#### STORED DATA
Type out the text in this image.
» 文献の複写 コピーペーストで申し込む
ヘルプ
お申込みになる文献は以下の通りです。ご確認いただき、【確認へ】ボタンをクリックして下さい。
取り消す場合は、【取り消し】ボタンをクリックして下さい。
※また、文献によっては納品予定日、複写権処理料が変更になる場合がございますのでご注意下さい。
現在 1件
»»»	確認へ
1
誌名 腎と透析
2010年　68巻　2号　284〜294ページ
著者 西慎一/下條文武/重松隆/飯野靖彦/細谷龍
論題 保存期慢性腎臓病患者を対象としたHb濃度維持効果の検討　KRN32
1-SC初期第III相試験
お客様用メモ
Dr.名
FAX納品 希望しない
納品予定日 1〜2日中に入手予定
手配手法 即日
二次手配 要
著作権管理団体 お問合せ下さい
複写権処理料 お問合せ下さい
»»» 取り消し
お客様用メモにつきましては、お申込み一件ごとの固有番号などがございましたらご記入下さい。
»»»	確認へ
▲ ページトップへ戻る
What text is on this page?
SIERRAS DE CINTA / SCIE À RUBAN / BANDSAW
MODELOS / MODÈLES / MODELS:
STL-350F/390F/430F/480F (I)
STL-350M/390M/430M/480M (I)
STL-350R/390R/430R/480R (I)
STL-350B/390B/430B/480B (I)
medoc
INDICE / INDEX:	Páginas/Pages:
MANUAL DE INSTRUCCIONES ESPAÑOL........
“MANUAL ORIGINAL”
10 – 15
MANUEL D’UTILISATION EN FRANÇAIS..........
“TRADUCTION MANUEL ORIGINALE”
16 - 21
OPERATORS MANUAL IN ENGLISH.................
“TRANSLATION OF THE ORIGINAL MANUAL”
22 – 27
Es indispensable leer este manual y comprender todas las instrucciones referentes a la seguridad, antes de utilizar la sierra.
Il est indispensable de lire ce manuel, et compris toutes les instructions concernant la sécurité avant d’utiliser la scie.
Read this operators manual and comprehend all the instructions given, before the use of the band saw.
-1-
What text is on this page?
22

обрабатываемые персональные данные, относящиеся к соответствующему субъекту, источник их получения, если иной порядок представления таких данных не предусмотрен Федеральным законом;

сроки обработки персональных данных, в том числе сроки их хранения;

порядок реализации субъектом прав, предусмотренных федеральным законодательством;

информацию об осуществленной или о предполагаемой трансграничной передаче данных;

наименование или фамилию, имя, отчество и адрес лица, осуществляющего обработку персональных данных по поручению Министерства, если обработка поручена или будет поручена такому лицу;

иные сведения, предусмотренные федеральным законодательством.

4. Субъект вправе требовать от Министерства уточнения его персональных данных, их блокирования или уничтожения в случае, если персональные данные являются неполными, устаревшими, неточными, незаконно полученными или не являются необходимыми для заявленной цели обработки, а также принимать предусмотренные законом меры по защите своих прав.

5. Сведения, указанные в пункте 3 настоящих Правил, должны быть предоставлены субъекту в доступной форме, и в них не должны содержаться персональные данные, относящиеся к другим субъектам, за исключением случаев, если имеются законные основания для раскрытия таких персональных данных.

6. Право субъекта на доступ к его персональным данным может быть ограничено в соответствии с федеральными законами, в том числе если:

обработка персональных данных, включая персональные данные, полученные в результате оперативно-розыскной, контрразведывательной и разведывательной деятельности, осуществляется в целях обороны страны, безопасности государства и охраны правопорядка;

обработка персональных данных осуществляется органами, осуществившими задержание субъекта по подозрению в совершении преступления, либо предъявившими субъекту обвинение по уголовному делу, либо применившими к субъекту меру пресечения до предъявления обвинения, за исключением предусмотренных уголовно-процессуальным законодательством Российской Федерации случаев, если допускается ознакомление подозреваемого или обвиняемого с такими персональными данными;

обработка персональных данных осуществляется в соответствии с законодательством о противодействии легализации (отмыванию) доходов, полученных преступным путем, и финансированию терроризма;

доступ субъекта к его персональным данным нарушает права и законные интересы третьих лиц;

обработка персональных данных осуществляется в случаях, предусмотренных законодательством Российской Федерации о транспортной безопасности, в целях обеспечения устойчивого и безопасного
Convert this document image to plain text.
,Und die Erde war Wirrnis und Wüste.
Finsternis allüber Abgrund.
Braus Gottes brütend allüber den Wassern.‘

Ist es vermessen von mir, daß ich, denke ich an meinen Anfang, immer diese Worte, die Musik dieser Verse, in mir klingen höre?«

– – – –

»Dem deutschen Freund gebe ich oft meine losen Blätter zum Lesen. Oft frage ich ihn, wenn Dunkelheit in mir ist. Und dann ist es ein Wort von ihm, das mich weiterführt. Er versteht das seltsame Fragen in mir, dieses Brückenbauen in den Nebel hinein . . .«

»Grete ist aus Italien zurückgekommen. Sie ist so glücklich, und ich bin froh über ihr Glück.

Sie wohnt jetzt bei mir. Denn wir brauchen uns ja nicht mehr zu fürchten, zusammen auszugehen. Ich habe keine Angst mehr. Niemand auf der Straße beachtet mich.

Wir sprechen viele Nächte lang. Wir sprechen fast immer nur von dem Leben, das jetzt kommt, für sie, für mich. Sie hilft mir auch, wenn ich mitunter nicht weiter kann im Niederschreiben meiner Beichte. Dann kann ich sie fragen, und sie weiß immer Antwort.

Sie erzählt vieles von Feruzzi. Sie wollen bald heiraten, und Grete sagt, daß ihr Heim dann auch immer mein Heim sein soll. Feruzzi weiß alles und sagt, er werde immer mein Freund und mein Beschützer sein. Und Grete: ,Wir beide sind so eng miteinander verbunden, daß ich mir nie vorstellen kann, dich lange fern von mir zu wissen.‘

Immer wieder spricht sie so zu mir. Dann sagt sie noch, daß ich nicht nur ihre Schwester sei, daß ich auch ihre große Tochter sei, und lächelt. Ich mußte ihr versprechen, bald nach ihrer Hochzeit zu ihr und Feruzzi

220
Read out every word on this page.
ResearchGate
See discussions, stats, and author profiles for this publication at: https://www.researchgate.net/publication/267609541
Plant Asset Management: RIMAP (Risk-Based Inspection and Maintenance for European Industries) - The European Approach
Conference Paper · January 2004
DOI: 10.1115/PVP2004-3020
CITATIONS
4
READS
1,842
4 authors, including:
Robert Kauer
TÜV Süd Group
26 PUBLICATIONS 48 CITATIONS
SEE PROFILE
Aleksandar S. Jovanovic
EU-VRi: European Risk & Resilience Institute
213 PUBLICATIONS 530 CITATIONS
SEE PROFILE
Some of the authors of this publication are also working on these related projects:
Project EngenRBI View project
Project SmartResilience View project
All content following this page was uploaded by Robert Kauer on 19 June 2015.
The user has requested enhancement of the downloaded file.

#### WORK TO COMPLETE
Sift through the entries and copy every line with "allüber".

#### FULL SOLUTION
Finsternis allüber Abgrund.
Braus Gottes brütend allüber den Wassern.‘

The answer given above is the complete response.